DIRECTIVE ::
Repeat everything in the material exactly.

PROVIDED DATA ::
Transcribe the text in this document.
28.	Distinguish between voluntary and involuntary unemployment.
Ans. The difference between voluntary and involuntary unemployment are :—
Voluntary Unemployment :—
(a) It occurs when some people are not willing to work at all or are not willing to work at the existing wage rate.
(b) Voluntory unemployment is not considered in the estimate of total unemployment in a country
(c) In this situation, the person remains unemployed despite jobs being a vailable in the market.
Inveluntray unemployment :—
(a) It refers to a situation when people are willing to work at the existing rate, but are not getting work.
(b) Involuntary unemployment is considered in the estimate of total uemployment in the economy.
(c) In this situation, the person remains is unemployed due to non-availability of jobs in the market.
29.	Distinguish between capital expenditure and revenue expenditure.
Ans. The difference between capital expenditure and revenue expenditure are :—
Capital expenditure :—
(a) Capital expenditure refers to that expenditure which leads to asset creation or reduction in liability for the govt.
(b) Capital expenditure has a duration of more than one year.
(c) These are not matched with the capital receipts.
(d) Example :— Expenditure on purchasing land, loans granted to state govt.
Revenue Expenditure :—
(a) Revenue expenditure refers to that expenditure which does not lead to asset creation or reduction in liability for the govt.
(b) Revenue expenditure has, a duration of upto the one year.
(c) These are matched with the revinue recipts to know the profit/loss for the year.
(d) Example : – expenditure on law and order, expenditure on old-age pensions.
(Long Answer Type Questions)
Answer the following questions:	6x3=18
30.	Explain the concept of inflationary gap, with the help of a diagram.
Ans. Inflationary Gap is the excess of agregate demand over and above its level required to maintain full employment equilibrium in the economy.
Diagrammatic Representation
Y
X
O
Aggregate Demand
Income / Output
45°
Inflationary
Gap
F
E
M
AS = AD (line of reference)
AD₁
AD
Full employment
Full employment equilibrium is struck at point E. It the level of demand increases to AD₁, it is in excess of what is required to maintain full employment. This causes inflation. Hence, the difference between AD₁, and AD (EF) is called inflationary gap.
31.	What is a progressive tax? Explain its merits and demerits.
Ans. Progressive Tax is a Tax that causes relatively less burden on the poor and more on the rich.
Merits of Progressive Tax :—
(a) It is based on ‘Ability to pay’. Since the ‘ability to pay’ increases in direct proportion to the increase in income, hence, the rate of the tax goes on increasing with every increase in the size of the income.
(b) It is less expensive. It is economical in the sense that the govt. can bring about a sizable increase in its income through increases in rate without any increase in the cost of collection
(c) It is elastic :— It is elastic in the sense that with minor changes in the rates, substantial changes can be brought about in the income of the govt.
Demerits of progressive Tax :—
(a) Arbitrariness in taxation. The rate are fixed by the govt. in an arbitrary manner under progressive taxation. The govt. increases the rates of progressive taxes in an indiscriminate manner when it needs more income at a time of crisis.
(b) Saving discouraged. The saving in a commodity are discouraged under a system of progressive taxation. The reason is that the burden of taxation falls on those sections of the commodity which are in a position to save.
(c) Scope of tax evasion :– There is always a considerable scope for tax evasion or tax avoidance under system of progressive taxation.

TASK RESULT ::
Transcribe the text in this document.
28.	Distinguish between voluntary and involuntary unemployment.
Ans. The difference between voluntary and involuntary unemployment are :—
Voluntary Unemployment :—
(a) It occurs when some people are not willing to work at all or are not willing to work at the existing wage rate.
(b) Voluntory unemployment is not considered in the estimate of total unemployment in a country
(c) In this situation, the person remains unemployed despite jobs being a vailable in the market.
Inveluntray unemployment :—
(a) It refers to a situation when people are willing to work at the existing rate, but are not getting work.
(b) Involuntary unemployment is considered in the estimate of total uemployment in the economy.
(c) In this situation, the person remains is unemployed due to non-availability of jobs in the market.
29.	Distinguish between capital expenditure and revenue expenditure.
Ans. The difference between capital expenditure and revenue expenditure are :—
Capital expenditure :—
(a) Capital expenditure refers to that expenditure which leads to asset creation or reduction in liability for the govt.
(b) Capital expenditure has a duration of more than one year.
(c) These are not matched with the capital receipts.
(d) Example :— Expenditure on purchasing land, loans granted to state govt.
Revenue Expenditure :—
(a) Revenue expenditure refers to that expenditure which does not lead to asset creation or reduction in liability for the govt.
(b) Revenue expenditure has, a duration of upto the one year.
(c) These are matched with the revinue recipts to know the profit/loss for the year.
(d) Example : – expenditure on law and order, expenditure on old-age pensions.
(Long Answer Type Questions)
Answer the following questions:	6x3=18
30.	Explain the concept of inflationary gap, with the help of a diagram.
Ans. Inflationary Gap is the excess of agregate demand over and above its level required to maintain full employment equilibrium in the economy.
Diagrammatic Representation
Y
X
O
Aggregate Demand
Income / Output
45°
Inflationary
Gap
F
E
M
AS = AD (line of reference)
AD₁
AD
Full employment
Full employment equilibrium is struck at point E. It the level of demand increases to AD₁, it is in excess of what is required to maintain full employment. This causes inflation. Hence, the difference between AD₁, and AD (EF) is called inflationary gap.
31.	What is a progressive tax? Explain its merits and demerits.
Ans. Progressive Tax is a Tax that causes relatively less burden on the poor and more on the rich.
Merits of Progressive Tax :—
(a) It is based on ‘Ability to pay’. Since the ‘ability to pay’ increases in direct proportion to the increase in income, hence, the rate of the tax goes on increasing with every increase in the size of the income.
(b) It is less expensive. It is economical in the sense that the govt. can bring about a sizable increase in its income through increases in rate without any increase in the cost of collection
(c) It is elastic :— It is elastic in the sense that with minor changes in the rates, substantial changes can be brought about in the income of the govt.
Demerits of progressive Tax :—
(a) Arbitrariness in taxation. The rate are fixed by the govt. in an arbitrary manner under progressive taxation. The govt. increases the rates of progressive taxes in an indiscriminate manner when it needs more income at a time of crisis.
(b) Saving discouraged. The saving in a commodity are discouraged under a system of progressive taxation. The reason is that the burden of taxation falls on those sections of the commodity which are in a position to save.
(c) Scope of tax evasion :– There is always a considerable scope for tax evasion or tax avoidance under system of progressive taxation.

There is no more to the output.